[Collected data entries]
++++++++
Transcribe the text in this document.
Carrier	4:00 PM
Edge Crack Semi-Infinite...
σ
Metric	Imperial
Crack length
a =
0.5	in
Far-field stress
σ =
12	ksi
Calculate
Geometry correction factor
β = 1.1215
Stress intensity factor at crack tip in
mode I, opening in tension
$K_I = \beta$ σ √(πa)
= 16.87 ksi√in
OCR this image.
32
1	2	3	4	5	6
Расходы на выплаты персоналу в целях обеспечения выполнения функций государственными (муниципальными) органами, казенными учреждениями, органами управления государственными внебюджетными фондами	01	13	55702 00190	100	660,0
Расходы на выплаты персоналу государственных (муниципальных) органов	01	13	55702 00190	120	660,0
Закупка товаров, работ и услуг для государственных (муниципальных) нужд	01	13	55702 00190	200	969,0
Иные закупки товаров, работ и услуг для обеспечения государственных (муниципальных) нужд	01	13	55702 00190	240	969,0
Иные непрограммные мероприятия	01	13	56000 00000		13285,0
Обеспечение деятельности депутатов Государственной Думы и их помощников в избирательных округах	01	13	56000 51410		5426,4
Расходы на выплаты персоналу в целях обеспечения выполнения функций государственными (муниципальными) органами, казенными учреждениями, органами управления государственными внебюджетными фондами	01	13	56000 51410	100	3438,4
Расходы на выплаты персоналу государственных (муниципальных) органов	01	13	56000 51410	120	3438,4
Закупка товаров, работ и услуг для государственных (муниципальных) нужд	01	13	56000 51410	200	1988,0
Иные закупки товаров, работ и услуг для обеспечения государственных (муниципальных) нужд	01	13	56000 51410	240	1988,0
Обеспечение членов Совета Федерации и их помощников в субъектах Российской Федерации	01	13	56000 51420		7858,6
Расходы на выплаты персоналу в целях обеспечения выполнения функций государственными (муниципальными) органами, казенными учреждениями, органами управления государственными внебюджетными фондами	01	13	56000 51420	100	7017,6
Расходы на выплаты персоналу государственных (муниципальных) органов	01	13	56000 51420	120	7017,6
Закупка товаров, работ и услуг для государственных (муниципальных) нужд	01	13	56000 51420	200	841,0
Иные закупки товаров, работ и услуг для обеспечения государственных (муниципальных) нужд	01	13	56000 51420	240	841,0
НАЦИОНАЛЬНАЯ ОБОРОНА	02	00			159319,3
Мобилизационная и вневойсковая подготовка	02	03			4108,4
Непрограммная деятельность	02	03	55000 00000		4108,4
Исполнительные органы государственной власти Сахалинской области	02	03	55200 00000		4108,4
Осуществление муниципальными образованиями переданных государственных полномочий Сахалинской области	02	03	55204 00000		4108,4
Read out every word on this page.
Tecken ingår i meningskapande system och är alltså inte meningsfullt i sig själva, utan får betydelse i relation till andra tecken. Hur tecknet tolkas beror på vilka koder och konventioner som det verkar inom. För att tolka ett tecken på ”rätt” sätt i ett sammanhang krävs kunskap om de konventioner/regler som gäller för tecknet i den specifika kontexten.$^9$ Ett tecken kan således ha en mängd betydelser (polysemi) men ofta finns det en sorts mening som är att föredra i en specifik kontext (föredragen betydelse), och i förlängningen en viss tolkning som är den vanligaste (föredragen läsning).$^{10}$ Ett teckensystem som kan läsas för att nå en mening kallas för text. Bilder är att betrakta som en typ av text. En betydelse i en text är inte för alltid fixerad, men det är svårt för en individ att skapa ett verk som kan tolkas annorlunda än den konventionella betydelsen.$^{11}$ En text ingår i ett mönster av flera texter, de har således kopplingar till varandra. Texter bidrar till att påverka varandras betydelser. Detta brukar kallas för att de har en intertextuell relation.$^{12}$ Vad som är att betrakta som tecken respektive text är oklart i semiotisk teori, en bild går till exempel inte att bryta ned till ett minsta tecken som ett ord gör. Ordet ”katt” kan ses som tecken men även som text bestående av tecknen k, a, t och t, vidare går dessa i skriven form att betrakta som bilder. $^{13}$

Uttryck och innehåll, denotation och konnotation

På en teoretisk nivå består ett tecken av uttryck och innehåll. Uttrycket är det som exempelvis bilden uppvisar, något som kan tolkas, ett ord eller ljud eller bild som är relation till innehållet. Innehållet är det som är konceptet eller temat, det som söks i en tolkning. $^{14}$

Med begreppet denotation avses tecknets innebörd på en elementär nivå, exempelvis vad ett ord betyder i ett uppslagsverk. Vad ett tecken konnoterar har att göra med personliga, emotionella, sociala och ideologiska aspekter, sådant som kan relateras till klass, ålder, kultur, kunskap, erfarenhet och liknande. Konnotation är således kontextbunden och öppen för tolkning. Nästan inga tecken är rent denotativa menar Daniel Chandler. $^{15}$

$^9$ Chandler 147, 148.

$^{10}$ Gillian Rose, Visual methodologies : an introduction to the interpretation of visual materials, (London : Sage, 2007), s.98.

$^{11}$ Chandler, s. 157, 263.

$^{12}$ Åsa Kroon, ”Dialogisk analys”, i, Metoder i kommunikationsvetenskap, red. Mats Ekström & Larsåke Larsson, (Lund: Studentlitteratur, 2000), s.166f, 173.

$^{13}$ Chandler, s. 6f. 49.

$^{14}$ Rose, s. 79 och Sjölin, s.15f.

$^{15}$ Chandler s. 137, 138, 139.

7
++++++++
Exactly as shown above, return every record.

Transcribe the text in this document.
Carrier	4:00 PM
Edge Crack Semi-Infinite...
σ
Metric	Imperial
Crack length
a =
0.5	in
Far-field stress
σ =
12	ksi
Calculate
Geometry correction factor
β = 1.1215
Stress intensity factor at crack tip in
mode I, opening in tension
$K_I = \beta$ σ √(πa)
= 16.87 ksi√in
OCR this image.
32
1	2	3	4	5	6
Расходы на выплаты персоналу в целях обеспечения выполнения функций государственными (муниципальными) органами, казенными учреждениями, органами управления государственными внебюджетными фондами	01	13	55702 00190	100	660,0
Расходы на выплаты персоналу государственных (муниципальных) органов	01	13	55702 00190	120	660,0
Закупка товаров, работ и услуг для государственных (муниципальных) нужд	01	13	55702 00190	200	969,0
Иные закупки товаров, работ и услуг для обеспечения государственных (муниципальных) нужд	01	13	55702 00190	240	969,0
Иные непрограммные мероприятия	01	13	56000 00000		13285,0
Обеспечение деятельности депутатов Государственной Думы и их помощников в избирательных округах	01	13	56000 51410		5426,4
Расходы на выплаты персоналу в целях обеспечения выполнения функций государственными (муниципальными) органами, казенными учреждениями, органами управления государственными внебюджетными фондами	01	13	56000 51410	100	3438,4
Расходы на выплаты персоналу государственных (муниципальных) органов	01	13	56000 51410	120	3438,4
Закупка товаров, работ и услуг для государственных (муниципальных) нужд	01	13	56000 51410	200	1988,0
Иные закупки товаров, работ и услуг для обеспечения государственных (муниципальных) нужд	01	13	56000 51410	240	1988,0
Обеспечение членов Совета Федерации и их помощников в субъектах Российской Федерации	01	13	56000 51420		7858,6
Расходы на выплаты персоналу в целях обеспечения выполнения функций государственными (муниципальными) органами, казенными учреждениями, органами управления государственными внебюджетными фондами	01	13	56000 51420	100	7017,6
Расходы на выплаты персоналу государственных (муниципальных) органов	01	13	56000 51420	120	7017,6
Закупка товаров, работ и услуг для государственных (муниципальных) нужд	01	13	56000 51420	200	841,0
Иные закупки товаров, работ и услуг для обеспечения государственных (муниципальных) нужд	01	13	56000 51420	240	841,0
НАЦИОНАЛЬНАЯ ОБОРОНА	02	00			159319,3
Мобилизационная и вневойсковая подготовка	02	03			4108,4
Непрограммная деятельность	02	03	55000 00000		4108,4
Исполнительные органы государственной власти Сахалинской области	02	03	55200 00000		4108,4
Осуществление муниципальными образованиями переданных государственных полномочий Сахалинской области	02	03	55204 00000		4108,4
Read out every word on this page.
Tecken ingår i meningskapande system och är alltså inte meningsfullt i sig själva, utan får betydelse i relation till andra tecken. Hur tecknet tolkas beror på vilka koder och konventioner som det verkar inom. För att tolka ett tecken på ”rätt” sätt i ett sammanhang krävs kunskap om de konventioner/regler som gäller för tecknet i den specifika kontexten.$^9$ Ett tecken kan således ha en mängd betydelser (polysemi) men ofta finns det en sorts mening som är att föredra i en specifik kontext (föredragen betydelse), och i förlängningen en viss tolkning som är den vanligaste (föredragen läsning).$^{10}$ Ett teckensystem som kan läsas för att nå en mening kallas för text. Bilder är att betrakta som en typ av text. En betydelse i en text är inte för alltid fixerad, men det är svårt för en individ att skapa ett verk som kan tolkas annorlunda än den konventionella betydelsen.$^{11}$ En text ingår i ett mönster av flera texter, de har således kopplingar till varandra. Texter bidrar till att påverka varandras betydelser. Detta brukar kallas för att de har en intertextuell relation.$^{12}$ Vad som är att betrakta som tecken respektive text är oklart i semiotisk teori, en bild går till exempel inte att bryta ned till ett minsta tecken som ett ord gör. Ordet ”katt” kan ses som tecken men även som text bestående av tecknen k, a, t och t, vidare går dessa i skriven form att betrakta som bilder. $^{13}$

Uttryck och innehåll, denotation och konnotation

På en teoretisk nivå består ett tecken av uttryck och innehåll. Uttrycket är det som exempelvis bilden uppvisar, något som kan tolkas, ett ord eller ljud eller bild som är relation till innehållet. Innehållet är det som är konceptet eller temat, det som söks i en tolkning. $^{14}$

Med begreppet denotation avses tecknets innebörd på en elementär nivå, exempelvis vad ett ord betyder i ett uppslagsverk. Vad ett tecken konnoterar har att göra med personliga, emotionella, sociala och ideologiska aspekter, sådant som kan relateras till klass, ålder, kultur, kunskap, erfarenhet och liknande. Konnotation är således kontextbunden och öppen för tolkning. Nästan inga tecken är rent denotativa menar Daniel Chandler. $^{15}$

$^9$ Chandler 147, 148.

$^{10}$ Gillian Rose, Visual methodologies : an introduction to the interpretation of visual materials, (London : Sage, 2007), s.98.

$^{11}$ Chandler, s. 157, 263.

$^{12}$ Åsa Kroon, ”Dialogisk analys”, i, Metoder i kommunikationsvetenskap, red. Mats Ekström & Larsåke Larsson, (Lund: Studentlitteratur, 2000), s.166f, 173.

$^{13}$ Chandler, s. 6f. 49.

$^{14}$ Rose, s. 79 och Sjölin, s.15f.

$^{15}$ Chandler s. 137, 138, 139.

7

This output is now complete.